### AIM
Give back each entry unchanged, minus pictures.

### MATERIAL SUPPLIED

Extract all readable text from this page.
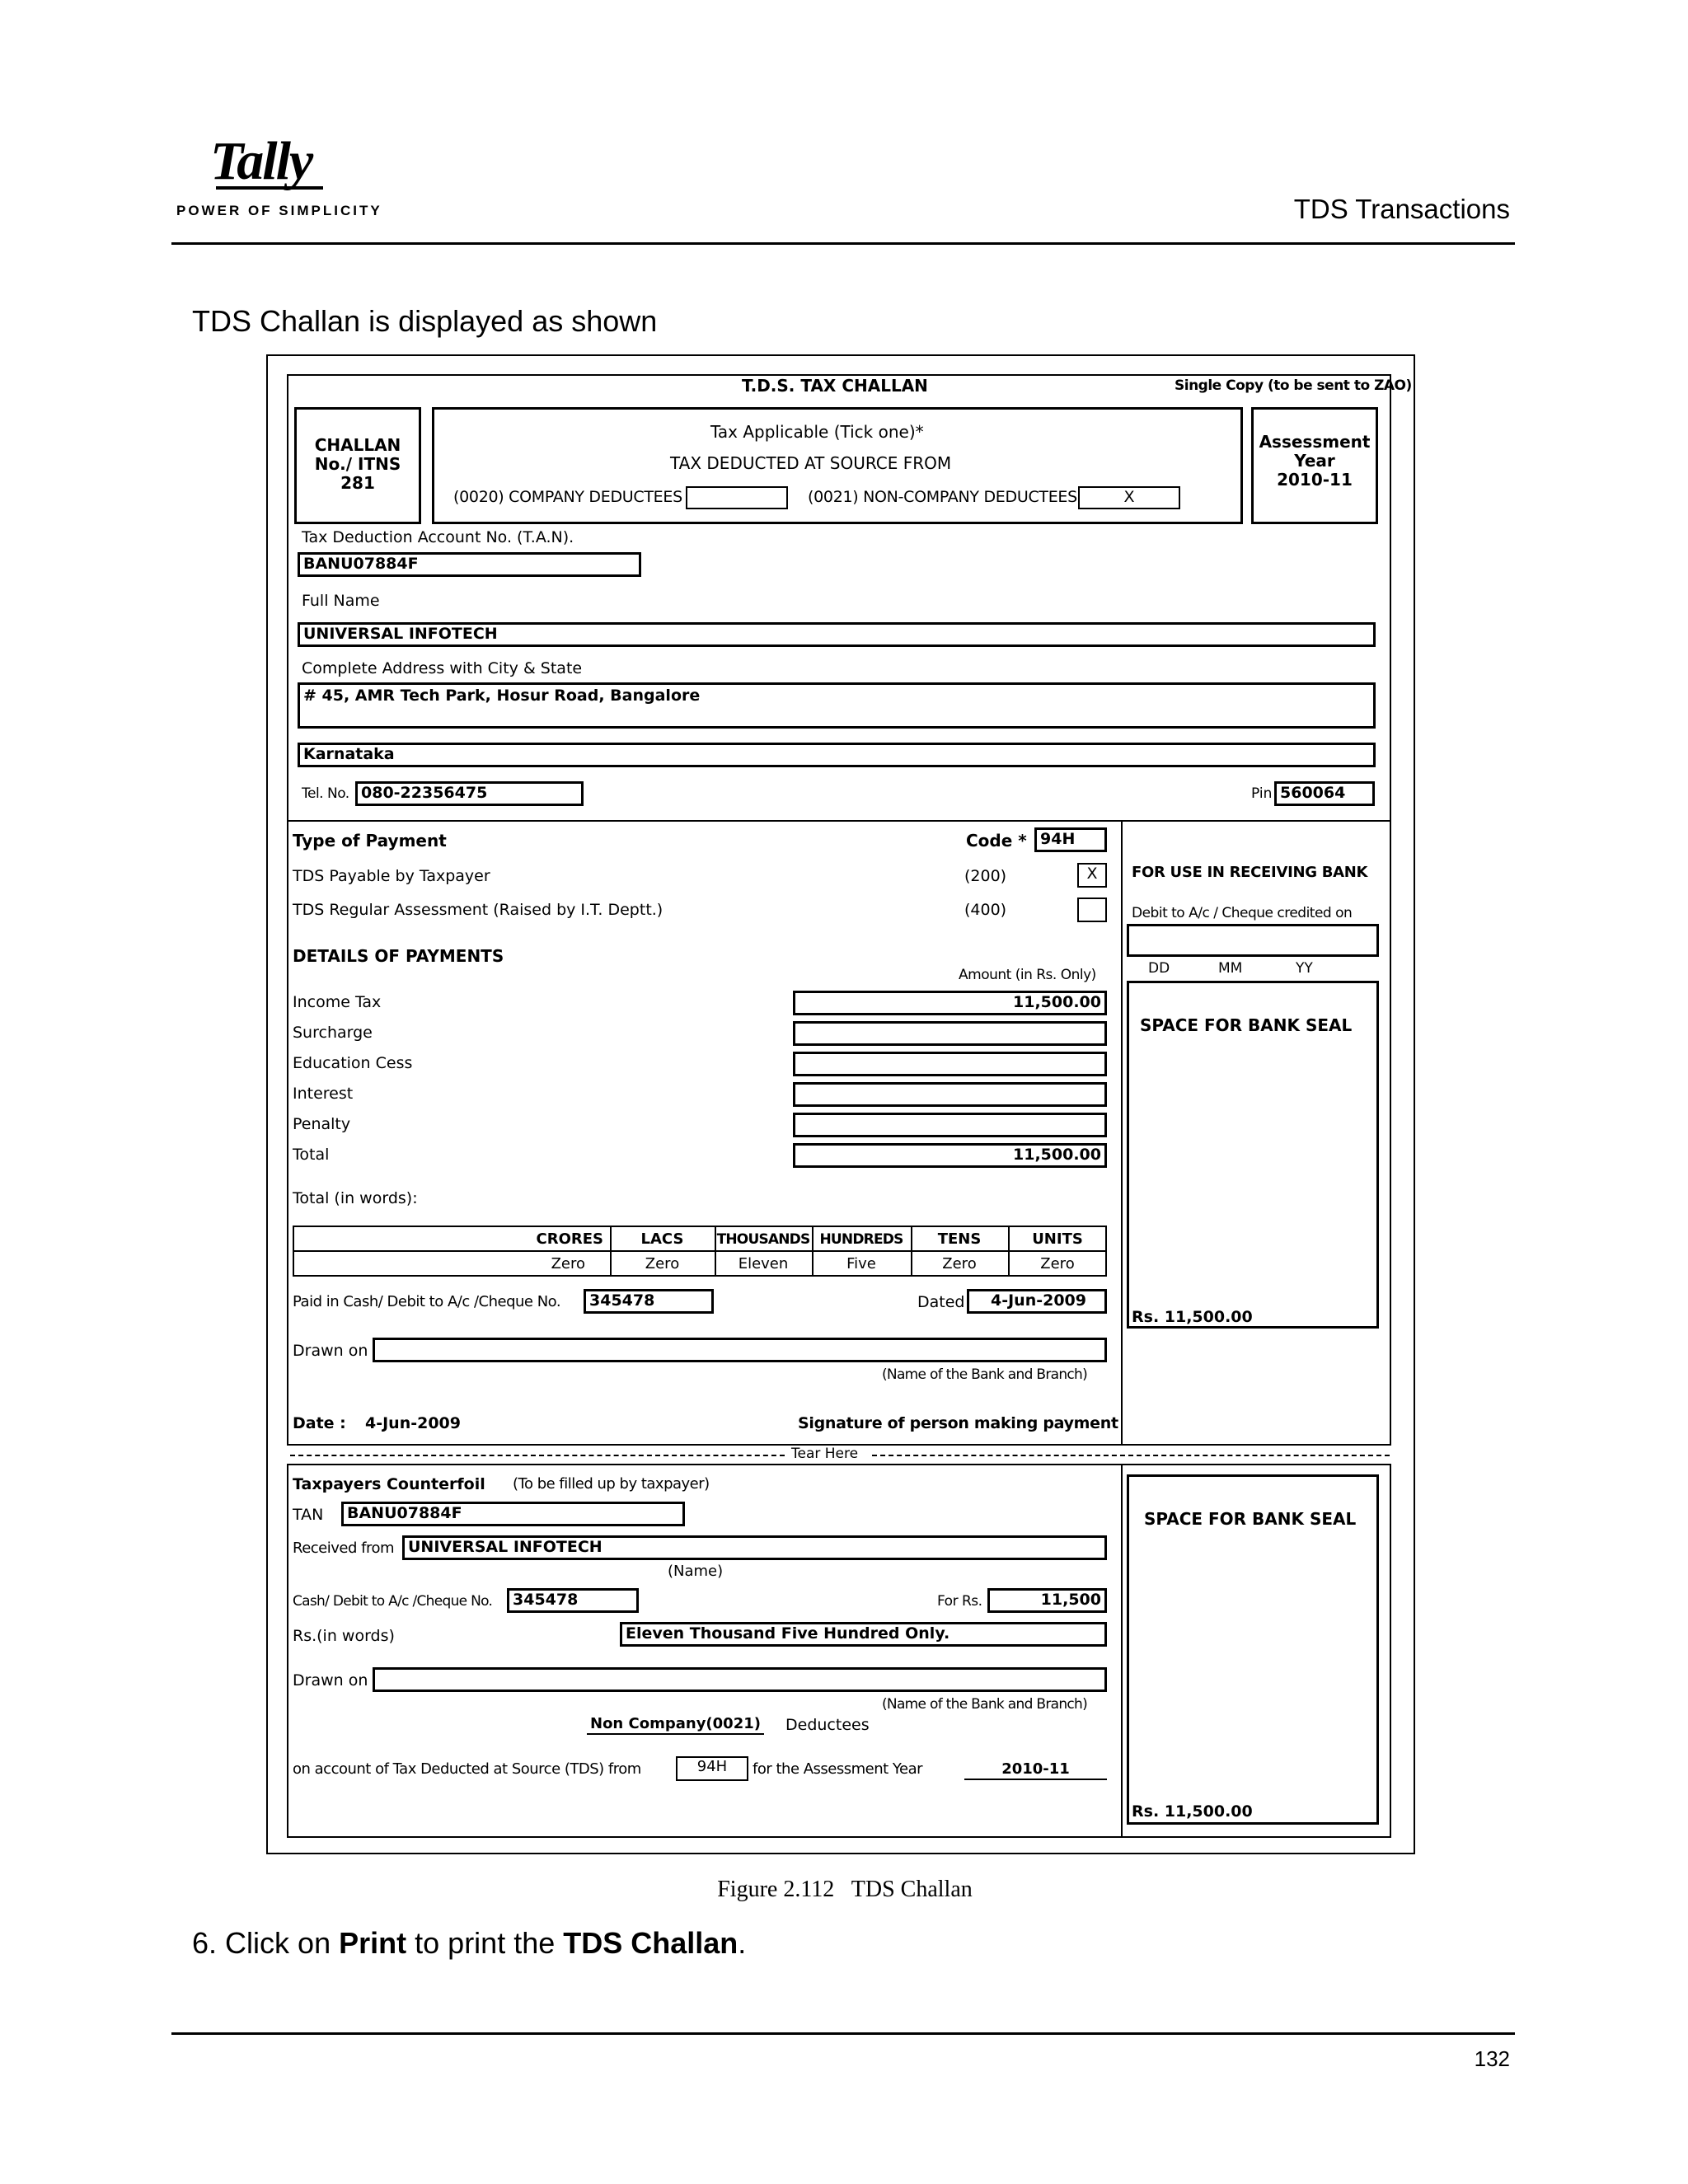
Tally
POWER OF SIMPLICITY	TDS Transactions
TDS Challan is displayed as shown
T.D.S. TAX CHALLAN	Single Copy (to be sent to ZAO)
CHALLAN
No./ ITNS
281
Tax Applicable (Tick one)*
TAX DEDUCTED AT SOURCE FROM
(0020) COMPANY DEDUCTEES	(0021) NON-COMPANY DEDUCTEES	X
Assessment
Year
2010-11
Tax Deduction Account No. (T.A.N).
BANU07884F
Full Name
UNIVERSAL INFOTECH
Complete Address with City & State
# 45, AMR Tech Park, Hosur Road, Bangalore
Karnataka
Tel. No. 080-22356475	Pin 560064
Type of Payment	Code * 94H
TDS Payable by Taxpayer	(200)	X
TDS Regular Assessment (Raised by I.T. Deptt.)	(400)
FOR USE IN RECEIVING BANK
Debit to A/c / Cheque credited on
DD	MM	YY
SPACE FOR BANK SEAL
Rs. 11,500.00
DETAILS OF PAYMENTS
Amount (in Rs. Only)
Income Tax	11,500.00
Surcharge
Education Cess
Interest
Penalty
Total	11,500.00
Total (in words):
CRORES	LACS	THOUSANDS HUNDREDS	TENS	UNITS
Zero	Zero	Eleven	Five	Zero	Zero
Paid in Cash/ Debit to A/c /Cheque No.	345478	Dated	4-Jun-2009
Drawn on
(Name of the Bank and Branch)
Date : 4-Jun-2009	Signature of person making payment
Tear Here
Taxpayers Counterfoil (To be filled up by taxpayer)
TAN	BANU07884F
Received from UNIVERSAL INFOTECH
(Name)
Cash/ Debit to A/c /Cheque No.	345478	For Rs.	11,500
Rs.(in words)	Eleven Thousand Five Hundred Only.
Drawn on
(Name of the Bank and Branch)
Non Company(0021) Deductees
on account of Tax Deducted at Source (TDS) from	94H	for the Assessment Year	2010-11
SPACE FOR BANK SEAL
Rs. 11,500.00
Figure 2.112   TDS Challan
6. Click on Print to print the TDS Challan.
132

### RESPONSE FOR THIS EXERCISE
Extract all readable text from this page.
Tally
POWER OF SIMPLICITY	TDS Transactions
TDS Challan is displayed as shown
T.D.S. TAX CHALLAN	Single Copy (to be sent to ZAO)
CHALLAN
No./ ITNS
281
Tax Applicable (Tick one)*
TAX DEDUCTED AT SOURCE FROM
(0020) COMPANY DEDUCTEES	(0021) NON-COMPANY DEDUCTEES	X
Assessment
Year
2010-11
Tax Deduction Account No. (T.A.N).
BANU07884F
Full Name
UNIVERSAL INFOTECH
Complete Address with City & State
# 45, AMR Tech Park, Hosur Road, Bangalore
Karnataka
Tel. No. 080-22356475	Pin 560064
Type of Payment	Code * 94H
TDS Payable by Taxpayer	(200)	X
TDS Regular Assessment (Raised by I.T. Deptt.)	(400)
FOR USE IN RECEIVING BANK
Debit to A/c / Cheque credited on
DD	MM	YY
SPACE FOR BANK SEAL
Rs. 11,500.00
DETAILS OF PAYMENTS
Amount (in Rs. Only)
Income Tax	11,500.00
Surcharge
Education Cess
Interest
Penalty
Total	11,500.00
Total (in words):
CRORES	LACS	THOUSANDS HUNDREDS	TENS	UNITS
Zero	Zero	Eleven	Five	Zero	Zero
Paid in Cash/ Debit to A/c /Cheque No.	345478	Dated	4-Jun-2009
Drawn on
(Name of the Bank and Branch)
Date : 4-Jun-2009	Signature of person making payment
Tear Here
Taxpayers Counterfoil (To be filled up by taxpayer)
TAN	BANU07884F
Received from UNIVERSAL INFOTECH
(Name)
Cash/ Debit to A/c /Cheque No.	345478	For Rs.	11,500
Rs.(in words)	Eleven Thousand Five Hundred Only.
Drawn on
(Name of the Bank and Branch)
Non Company(0021) Deductees
on account of Tax Deducted at Source (TDS) from	94H	for the Assessment Year	2010-11
SPACE FOR BANK SEAL
Rs. 11,500.00
Figure 2.112   TDS Challan
6. Click on Print to print the TDS Challan.
132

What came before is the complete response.